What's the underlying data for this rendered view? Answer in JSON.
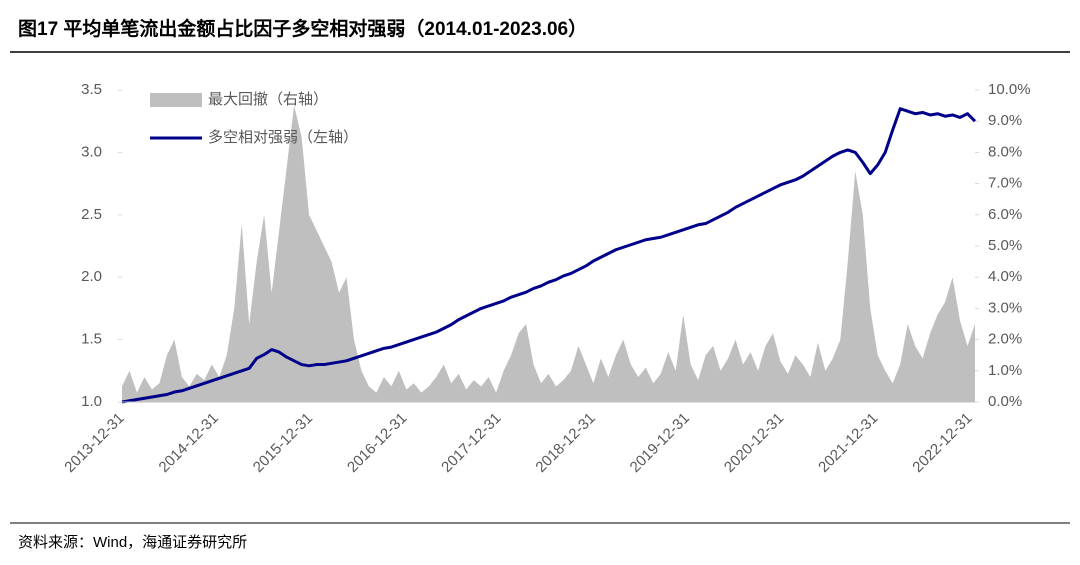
{
  "chart_data": {
    "type": "area-line",
    "title": "图17 平均单笔流出金额占比因子多空相对强弱（2014.01-2023.06）",
    "source": "资料来源：Wind，海通证券研究所",
    "x": [
      "2013-12",
      "2014-01",
      "2014-02",
      "2014-03",
      "2014-04",
      "2014-05",
      "2014-06",
      "2014-07",
      "2014-08",
      "2014-09",
      "2014-10",
      "2014-11",
      "2014-12",
      "2015-01",
      "2015-02",
      "2015-03",
      "2015-04",
      "2015-05",
      "2015-06",
      "2015-07",
      "2015-08",
      "2015-09",
      "2015-10",
      "2015-11",
      "2015-12",
      "2016-01",
      "2016-02",
      "2016-03",
      "2016-04",
      "2016-05",
      "2016-06",
      "2016-07",
      "2016-08",
      "2016-09",
      "2016-10",
      "2016-11",
      "2016-12",
      "2017-01",
      "2017-02",
      "2017-03",
      "2017-04",
      "2017-05",
      "2017-06",
      "2017-07",
      "2017-08",
      "2017-09",
      "2017-10",
      "2017-11",
      "2017-12",
      "2018-01",
      "2018-02",
      "2018-03",
      "2018-04",
      "2018-05",
      "2018-06",
      "2018-07",
      "2018-08",
      "2018-09",
      "2018-10",
      "2018-11",
      "2018-12",
      "2019-01",
      "2019-02",
      "2019-03",
      "2019-04",
      "2019-05",
      "2019-06",
      "2019-07",
      "2019-08",
      "2019-09",
      "2019-10",
      "2019-11",
      "2019-12",
      "2020-01",
      "2020-02",
      "2020-03",
      "2020-04",
      "2020-05",
      "2020-06",
      "2020-07",
      "2020-08",
      "2020-09",
      "2020-10",
      "2020-11",
      "2020-12",
      "2021-01",
      "2021-02",
      "2021-03",
      "2021-04",
      "2021-05",
      "2021-06",
      "2021-07",
      "2021-08",
      "2021-09",
      "2021-10",
      "2021-11",
      "2021-12",
      "2022-01",
      "2022-02",
      "2022-03",
      "2022-04",
      "2022-05",
      "2022-06",
      "2022-07",
      "2022-08",
      "2022-09",
      "2022-10",
      "2022-11",
      "2022-12",
      "2023-01",
      "2023-02",
      "2023-03",
      "2023-04",
      "2023-05",
      "2023-06"
    ],
    "xticks": [
      "2013-12-31",
      "2014-12-31",
      "2015-12-31",
      "2016-12-31",
      "2017-12-31",
      "2018-12-31",
      "2019-12-31",
      "2020-12-31",
      "2021-12-31",
      "2022-12-31"
    ],
    "series": [
      {
        "name": "最大回撤（右轴）",
        "color": "#bfbfbf",
        "kind": "area",
        "axis": "y2",
        "values": [
          0.5,
          1.0,
          0.3,
          0.8,
          0.4,
          0.6,
          1.5,
          2.0,
          0.8,
          0.5,
          0.9,
          0.7,
          1.2,
          0.8,
          1.5,
          3.0,
          5.7,
          2.5,
          4.5,
          6.0,
          3.5,
          5.5,
          7.5,
          9.5,
          8.5,
          6.0,
          5.5,
          5.0,
          4.5,
          3.5,
          4.0,
          2.0,
          1.0,
          0.5,
          0.3,
          0.8,
          0.5,
          1.0,
          0.4,
          0.6,
          0.3,
          0.5,
          0.8,
          1.2,
          0.6,
          0.9,
          0.4,
          0.7,
          0.5,
          0.8,
          0.3,
          1.0,
          1.5,
          2.2,
          2.5,
          1.2,
          0.6,
          0.9,
          0.5,
          0.7,
          1.0,
          1.8,
          1.2,
          0.6,
          1.4,
          0.8,
          1.5,
          2.0,
          1.2,
          0.8,
          1.1,
          0.6,
          0.9,
          1.6,
          1.0,
          2.8,
          1.2,
          0.7,
          1.5,
          1.8,
          1.0,
          1.4,
          2.0,
          1.2,
          1.6,
          1.0,
          1.8,
          2.2,
          1.3,
          0.9,
          1.5,
          1.2,
          0.8,
          1.9,
          1.0,
          1.4,
          2.0,
          4.5,
          7.4,
          6.0,
          3.0,
          1.5,
          1.0,
          0.6,
          1.2,
          2.5,
          1.8,
          1.4,
          2.2,
          2.8,
          3.2,
          4.0,
          2.6,
          1.8,
          2.5
        ]
      },
      {
        "name": "多空相对强弱（左轴）",
        "color": "#00008b",
        "kind": "line",
        "axis": "y",
        "values": [
          1.0,
          1.01,
          1.02,
          1.03,
          1.04,
          1.05,
          1.06,
          1.08,
          1.09,
          1.11,
          1.13,
          1.15,
          1.17,
          1.19,
          1.21,
          1.23,
          1.25,
          1.27,
          1.35,
          1.38,
          1.42,
          1.4,
          1.36,
          1.33,
          1.3,
          1.29,
          1.3,
          1.3,
          1.31,
          1.32,
          1.33,
          1.35,
          1.37,
          1.39,
          1.41,
          1.43,
          1.44,
          1.46,
          1.48,
          1.5,
          1.52,
          1.54,
          1.56,
          1.59,
          1.62,
          1.66,
          1.69,
          1.72,
          1.75,
          1.77,
          1.79,
          1.81,
          1.84,
          1.86,
          1.88,
          1.91,
          1.93,
          1.96,
          1.98,
          2.01,
          2.03,
          2.06,
          2.09,
          2.13,
          2.16,
          2.19,
          2.22,
          2.24,
          2.26,
          2.28,
          2.3,
          2.31,
          2.32,
          2.34,
          2.36,
          2.38,
          2.4,
          2.42,
          2.43,
          2.46,
          2.49,
          2.52,
          2.56,
          2.59,
          2.62,
          2.65,
          2.68,
          2.71,
          2.74,
          2.76,
          2.78,
          2.81,
          2.85,
          2.89,
          2.93,
          2.97,
          3.0,
          3.02,
          3.0,
          2.92,
          2.83,
          2.9,
          3.0,
          3.18,
          3.35,
          3.33,
          3.31,
          3.32,
          3.3,
          3.31,
          3.29,
          3.3,
          3.28,
          3.31,
          3.25
        ]
      }
    ],
    "ylim": [
      1.0,
      3.5
    ],
    "yticks": [
      {
        "value": 1.0,
        "label": "1.0"
      },
      1.5,
      {
        "value": 2.0,
        "label": "2.0"
      },
      2.5,
      {
        "value": 3.0,
        "label": "3.0"
      },
      3.5
    ],
    "y2lim": [
      0,
      10
    ],
    "y2ticks": [
      {
        "value": 0,
        "label": "0.0%"
      },
      {
        "value": 1,
        "label": "1.0%"
      },
      {
        "value": 2,
        "label": "2.0%"
      },
      {
        "value": 3,
        "label": "3.0%"
      },
      {
        "value": 4,
        "label": "4.0%"
      },
      {
        "value": 5,
        "label": "5.0%"
      },
      {
        "value": 6,
        "label": "6.0%"
      },
      {
        "value": 7,
        "label": "7.0%"
      },
      {
        "value": 8,
        "label": "8.0%"
      },
      {
        "value": 9,
        "label": "9.0%"
      },
      {
        "value": 10,
        "label": "10.0%"
      }
    ],
    "grid": false,
    "legend": "upper left"
  }
}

..........

### REQUIREMENTS:
Take the entries shown above and quote them verbatim, passing over the pictures.

### CORRECT OUTPUT:
What's the underlying data for this rendered view? Answer in JSON.
{
  "chart_data": {
    "type": "area-line",
    "title": "图17 平均单笔流出金额占比因子多空相对强弱（2014.01-2023.06）",
    "source": "资料来源：Wind，海通证券研究所",
    "x": [
      "2013-12",
      "2014-01",
      "2014-02",
      "2014-03",
      "2014-04",
      "2014-05",
      "2014-06",
      "2014-07",
      "2014-08",
      "2014-09",
      "2014-10",
      "2014-11",
      "2014-12",
      "2015-01",
      "2015-02",
      "2015-03",
      "2015-04",
      "2015-05",
      "2015-06",
      "2015-07",
      "2015-08",
      "2015-09",
      "2015-10",
      "2015-11",
      "2015-12",
      "2016-01",
      "2016-02",
      "2016-03",
      "2016-04",
      "2016-05",
      "2016-06",
      "2016-07",
      "2016-08",
      "2016-09",
      "2016-10",
      "2016-11",
      "2016-12",
      "2017-01",
      "2017-02",
      "2017-03",
      "2017-04",
      "2017-05",
      "2017-06",
      "2017-07",
      "2017-08",
      "2017-09",
      "2017-10",
      "2017-11",
      "2017-12",
      "2018-01",
      "2018-02",
      "2018-03",
      "2018-04",
      "2018-05",
      "2018-06",
      "2018-07",
      "2018-08",
      "2018-09",
      "2018-10",
      "2018-11",
      "2018-12",
      "2019-01",
      "2019-02",
      "2019-03",
      "2019-04",
      "2019-05",
      "2019-06",
      "2019-07",
      "2019-08",
      "2019-09",
      "2019-10",
      "2019-11",
      "2019-12",
      "2020-01",
      "2020-02",
      "2020-03",
      "2020-04",
      "2020-05",
      "2020-06",
      "2020-07",
      "2020-08",
      "2020-09",
      "2020-10",
      "2020-11",
      "2020-12",
      "2021-01",
      "2021-02",
      "2021-03",
      "2021-04",
      "2021-05",
      "2021-06",
      "2021-07",
      "2021-08",
      "2021-09",
      "2021-10",
      "2021-11",
      "2021-12",
      "2022-01",
      "2022-02",
      "2022-03",
      "2022-04",
      "2022-05",
      "2022-06",
      "2022-07",
      "2022-08",
      "2022-09",
      "2022-10",
      "2022-11",
      "2022-12",
      "2023-01",
      "2023-02",
      "2023-03",
      "2023-04",
      "2023-05",
      "2023-06"
    ],
    "xticks": [
      "2013-12-31",
      "2014-12-31",
      "2015-12-31",
      "2016-12-31",
      "2017-12-31",
      "2018-12-31",
      "2019-12-31",
      "2020-12-31",
      "2021-12-31",
      "2022-12-31"
    ],
    "series": [
      {
        "name": "最大回撤（右轴）",
        "color": "#bfbfbf",
        "kind": "area",
        "axis": "y2",
        "values": [
          0.5,
          1.0,
          0.3,
          0.8,
          0.4,
          0.6,
          1.5,
          2.0,
          0.8,
          0.5,
          0.9,
          0.7,
          1.2,
          0.8,
          1.5,
          3.0,
          5.7,
          2.5,
          4.5,
          6.0,
          3.5,
          5.5,
          7.5,
          9.5,
          8.5,
          6.0,
          5.5,
          5.0,
          4.5,
          3.5,
          4.0,
          2.0,
          1.0,
          0.5,
          0.3,
          0.8,
          0.5,
          1.0,
          0.4,
          0.6,
          0.3,
          0.5,
          0.8,
          1.2,
          0.6,
          0.9,
          0.4,
          0.7,
          0.5,
          0.8,
          0.3,
          1.0,
          1.5,
          2.2,
          2.5,
          1.2,
          0.6,
          0.9,
          0.5,
          0.7,
          1.0,
          1.8,
          1.2,
          0.6,
          1.4,
          0.8,
          1.5,
          2.0,
          1.2,
          0.8,
          1.1,
          0.6,
          0.9,
          1.6,
          1.0,
          2.8,
          1.2,
          0.7,
          1.5,
          1.8,
          1.0,
          1.4,
          2.0,
          1.2,
          1.6,
          1.0,
          1.8,
          2.2,
          1.3,
          0.9,
          1.5,
          1.2,
          0.8,
          1.9,
          1.0,
          1.4,
          2.0,
          4.5,
          7.4,
          6.0,
          3.0,
          1.5,
          1.0,
          0.6,
          1.2,
          2.5,
          1.8,
          1.4,
          2.2,
          2.8,
          3.2,
          4.0,
          2.6,
          1.8,
          2.5
        ]
      },
      {
        "name": "多空相对强弱（左轴）",
        "color": "#00008b",
        "kind": "line",
        "axis": "y",
        "values": [
          1.0,
          1.01,
          1.02,
          1.03,
          1.04,
          1.05,
          1.06,
          1.08,
          1.09,
          1.11,
          1.13,
          1.15,
          1.17,
          1.19,
          1.21,
          1.23,
          1.25,
          1.27,
          1.35,
          1.38,
          1.42,
          1.4,
          1.36,
          1.33,
          1.3,
          1.29,
          1.3,
          1.3,
          1.31,
          1.32,
          1.33,
          1.35,
          1.37,
          1.39,
          1.41,
          1.43,
          1.44,
          1.46,
          1.48,
          1.5,
          1.52,
          1.54,
          1.56,
          1.59,
          1.62,
          1.66,
          1.69,
          1.72,
          1.75,
          1.77,
          1.79,
          1.81,
          1.84,
          1.86,
          1.88,
          1.91,
          1.93,
          1.96,
          1.98,
          2.01,
          2.03,
          2.06,
          2.09,
          2.13,
          2.16,
          2.19,
          2.22,
          2.24,
          2.26,
          2.28,
          2.3,
          2.31,
          2.32,
          2.34,
          2.36,
          2.38,
          2.4,
          2.42,
          2.43,
          2.46,
          2.49,
          2.52,
          2.56,
          2.59,
          2.62,
          2.65,
          2.68,
          2.71,
          2.74,
          2.76,
          2.78,
          2.81,
          2.85,
          2.89,
          2.93,
          2.97,
          3.0,
          3.02,
          3.0,
          2.92,
          2.83,
          2.9,
          3.0,
          3.18,
          3.35,
          3.33,
          3.31,
          3.32,
          3.3,
          3.31,
          3.29,
          3.3,
          3.28,
          3.31,
          3.25
        ]
      }
    ],
    "ylim": [
      1.0,
      3.5
    ],
    "yticks": [
      {
        "value": 1.0,
        "label": "1.0"
      },
      1.5,
      {
        "value": 2.0,
        "label": "2.0"
      },
      2.5,
      {
        "value": 3.0,
        "label": "3.0"
      },
      3.5
    ],
    "y2lim": [
      0,
      10
    ],
    "y2ticks": [
      {
        "value": 0,
        "label": "0.0%"
      },
      {
        "value": 1,
        "label": "1.0%"
      },
      {
        "value": 2,
        "label": "2.0%"
      },
      {
        "value": 3,
        "label": "3.0%"
      },
      {
        "value": 4,
        "label": "4.0%"
      },
      {
        "value": 5,
        "label": "5.0%"
      },
      {
        "value": 6,
        "label": "6.0%"
      },
      {
        "value": 7,
        "label": "7.0%"
      },
      {
        "value": 8,
        "label": "8.0%"
      },
      {
        "value": 9,
        "label": "9.0%"
      },
      {
        "value": 10,
        "label": "10.0%"
      }
    ],
    "grid": false,
    "legend": "upper left"
  }
}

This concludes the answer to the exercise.